- Short exercise
Which lines below hold the word "Moyenne"? Copy all of them.

-- Start --

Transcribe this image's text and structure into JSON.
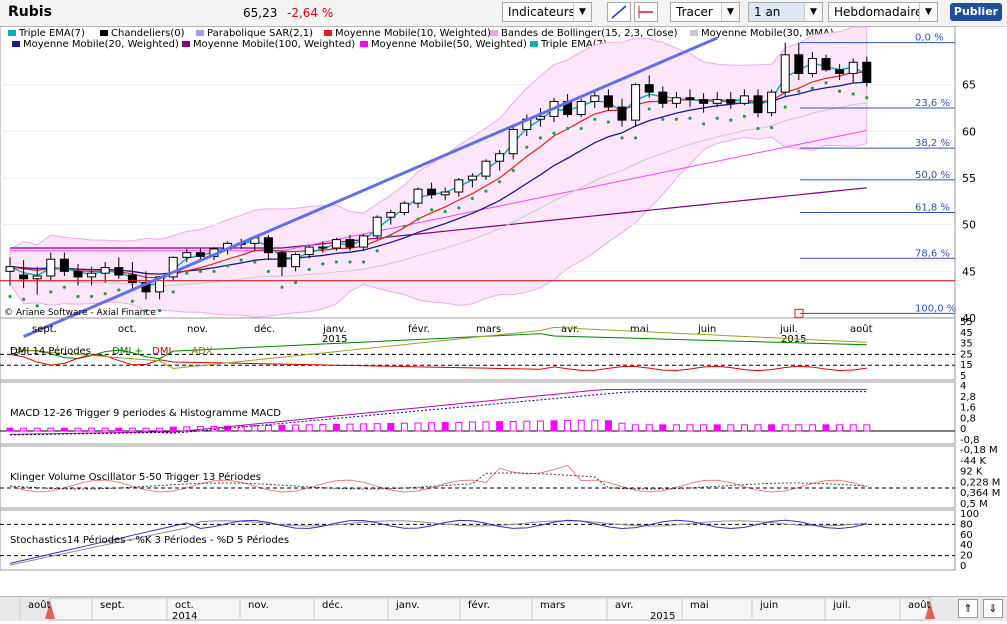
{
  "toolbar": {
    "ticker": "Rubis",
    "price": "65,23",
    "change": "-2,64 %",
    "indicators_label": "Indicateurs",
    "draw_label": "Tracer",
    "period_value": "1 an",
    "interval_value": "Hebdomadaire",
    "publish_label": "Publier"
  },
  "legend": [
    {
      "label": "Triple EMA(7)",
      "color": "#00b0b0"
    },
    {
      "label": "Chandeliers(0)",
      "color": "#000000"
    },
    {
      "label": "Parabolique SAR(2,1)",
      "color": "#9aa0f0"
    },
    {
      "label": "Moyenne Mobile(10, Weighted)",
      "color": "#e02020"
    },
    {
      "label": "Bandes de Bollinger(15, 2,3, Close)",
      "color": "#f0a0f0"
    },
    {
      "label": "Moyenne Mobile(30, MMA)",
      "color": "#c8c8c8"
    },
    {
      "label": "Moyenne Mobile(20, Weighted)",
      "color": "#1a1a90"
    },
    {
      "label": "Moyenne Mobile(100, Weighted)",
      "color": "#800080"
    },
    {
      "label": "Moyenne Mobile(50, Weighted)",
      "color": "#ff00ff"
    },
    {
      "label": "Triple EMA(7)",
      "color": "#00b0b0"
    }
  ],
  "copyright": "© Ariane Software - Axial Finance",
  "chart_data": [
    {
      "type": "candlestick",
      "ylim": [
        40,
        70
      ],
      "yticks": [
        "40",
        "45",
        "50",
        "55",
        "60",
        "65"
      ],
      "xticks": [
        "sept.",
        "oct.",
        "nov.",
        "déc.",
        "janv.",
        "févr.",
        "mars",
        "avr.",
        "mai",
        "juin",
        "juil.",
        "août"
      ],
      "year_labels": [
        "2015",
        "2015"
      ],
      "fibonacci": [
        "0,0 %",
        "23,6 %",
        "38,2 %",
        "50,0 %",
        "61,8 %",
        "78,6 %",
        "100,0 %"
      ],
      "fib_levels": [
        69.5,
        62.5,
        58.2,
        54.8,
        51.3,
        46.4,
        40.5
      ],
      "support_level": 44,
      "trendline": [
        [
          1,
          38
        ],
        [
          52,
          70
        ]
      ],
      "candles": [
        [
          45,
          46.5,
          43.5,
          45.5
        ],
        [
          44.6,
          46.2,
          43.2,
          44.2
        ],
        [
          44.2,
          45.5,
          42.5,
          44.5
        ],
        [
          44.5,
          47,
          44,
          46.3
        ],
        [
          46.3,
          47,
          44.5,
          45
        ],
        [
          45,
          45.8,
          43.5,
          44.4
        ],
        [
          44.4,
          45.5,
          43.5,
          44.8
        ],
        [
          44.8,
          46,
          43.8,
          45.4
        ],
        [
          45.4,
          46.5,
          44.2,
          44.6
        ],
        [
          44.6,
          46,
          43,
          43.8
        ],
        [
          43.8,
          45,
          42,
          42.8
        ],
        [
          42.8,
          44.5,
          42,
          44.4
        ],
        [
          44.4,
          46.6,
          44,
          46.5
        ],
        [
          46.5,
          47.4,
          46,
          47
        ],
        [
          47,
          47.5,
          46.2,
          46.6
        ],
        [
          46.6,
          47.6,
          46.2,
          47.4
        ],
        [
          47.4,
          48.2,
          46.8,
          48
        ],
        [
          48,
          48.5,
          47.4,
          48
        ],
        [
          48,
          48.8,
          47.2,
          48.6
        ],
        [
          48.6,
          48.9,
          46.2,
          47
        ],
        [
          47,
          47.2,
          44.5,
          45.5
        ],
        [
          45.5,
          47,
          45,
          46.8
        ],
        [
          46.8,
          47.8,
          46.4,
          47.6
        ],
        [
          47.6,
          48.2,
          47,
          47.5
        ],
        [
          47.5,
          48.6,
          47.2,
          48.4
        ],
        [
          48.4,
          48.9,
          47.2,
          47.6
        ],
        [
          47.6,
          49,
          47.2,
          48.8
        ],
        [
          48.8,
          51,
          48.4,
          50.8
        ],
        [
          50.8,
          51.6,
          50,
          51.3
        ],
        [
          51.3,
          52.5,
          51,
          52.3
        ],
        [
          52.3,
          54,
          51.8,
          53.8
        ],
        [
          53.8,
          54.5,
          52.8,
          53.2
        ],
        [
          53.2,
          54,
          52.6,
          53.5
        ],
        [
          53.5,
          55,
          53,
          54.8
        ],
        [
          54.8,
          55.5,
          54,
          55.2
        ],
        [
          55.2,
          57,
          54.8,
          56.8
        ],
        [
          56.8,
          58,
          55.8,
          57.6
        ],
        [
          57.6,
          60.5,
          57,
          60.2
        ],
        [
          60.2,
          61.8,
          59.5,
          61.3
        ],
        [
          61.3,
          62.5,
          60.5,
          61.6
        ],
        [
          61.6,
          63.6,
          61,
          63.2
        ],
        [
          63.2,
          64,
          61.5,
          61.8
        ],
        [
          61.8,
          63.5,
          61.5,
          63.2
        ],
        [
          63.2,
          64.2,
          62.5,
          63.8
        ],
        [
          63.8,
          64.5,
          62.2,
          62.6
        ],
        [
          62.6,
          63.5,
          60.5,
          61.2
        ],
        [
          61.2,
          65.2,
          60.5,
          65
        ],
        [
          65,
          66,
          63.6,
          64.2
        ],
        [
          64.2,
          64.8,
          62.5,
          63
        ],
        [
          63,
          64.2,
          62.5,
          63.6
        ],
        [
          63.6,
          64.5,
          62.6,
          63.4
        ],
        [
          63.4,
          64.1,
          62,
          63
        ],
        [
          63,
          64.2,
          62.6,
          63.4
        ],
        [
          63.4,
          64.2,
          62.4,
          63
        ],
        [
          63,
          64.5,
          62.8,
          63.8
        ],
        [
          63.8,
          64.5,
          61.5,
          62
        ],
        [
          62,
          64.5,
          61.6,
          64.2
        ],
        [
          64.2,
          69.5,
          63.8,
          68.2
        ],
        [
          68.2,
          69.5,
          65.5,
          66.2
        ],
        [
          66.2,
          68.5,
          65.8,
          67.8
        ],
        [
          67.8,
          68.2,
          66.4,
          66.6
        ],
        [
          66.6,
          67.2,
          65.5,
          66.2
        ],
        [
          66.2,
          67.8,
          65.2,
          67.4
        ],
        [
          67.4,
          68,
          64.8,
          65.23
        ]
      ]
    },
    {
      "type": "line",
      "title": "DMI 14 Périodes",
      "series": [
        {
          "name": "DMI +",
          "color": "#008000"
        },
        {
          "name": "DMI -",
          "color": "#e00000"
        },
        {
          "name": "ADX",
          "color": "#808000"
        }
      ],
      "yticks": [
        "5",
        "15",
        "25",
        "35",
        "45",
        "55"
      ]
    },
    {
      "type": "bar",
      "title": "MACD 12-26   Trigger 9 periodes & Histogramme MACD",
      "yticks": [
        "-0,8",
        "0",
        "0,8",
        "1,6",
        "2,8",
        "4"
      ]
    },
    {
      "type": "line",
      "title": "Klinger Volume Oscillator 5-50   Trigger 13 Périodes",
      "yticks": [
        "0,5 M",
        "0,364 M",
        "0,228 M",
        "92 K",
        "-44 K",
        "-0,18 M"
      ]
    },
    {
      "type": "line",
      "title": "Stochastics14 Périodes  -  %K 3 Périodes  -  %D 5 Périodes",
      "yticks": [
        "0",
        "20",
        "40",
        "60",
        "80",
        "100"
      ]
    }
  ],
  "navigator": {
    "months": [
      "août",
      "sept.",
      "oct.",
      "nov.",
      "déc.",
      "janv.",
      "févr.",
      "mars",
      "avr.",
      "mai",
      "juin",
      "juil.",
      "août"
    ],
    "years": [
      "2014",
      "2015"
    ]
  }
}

-- End --

- Solution for this task
      "label": "Moyenne Mobile(10, Weighted)",
      "label": "Moyenne Mobile(30, MMA)",
      "label": "Moyenne Mobile(20, Weighted)",
      "label": "Moyenne Mobile(100, Weighted)",
      "label": "Moyenne Mobile(50, Weighted)",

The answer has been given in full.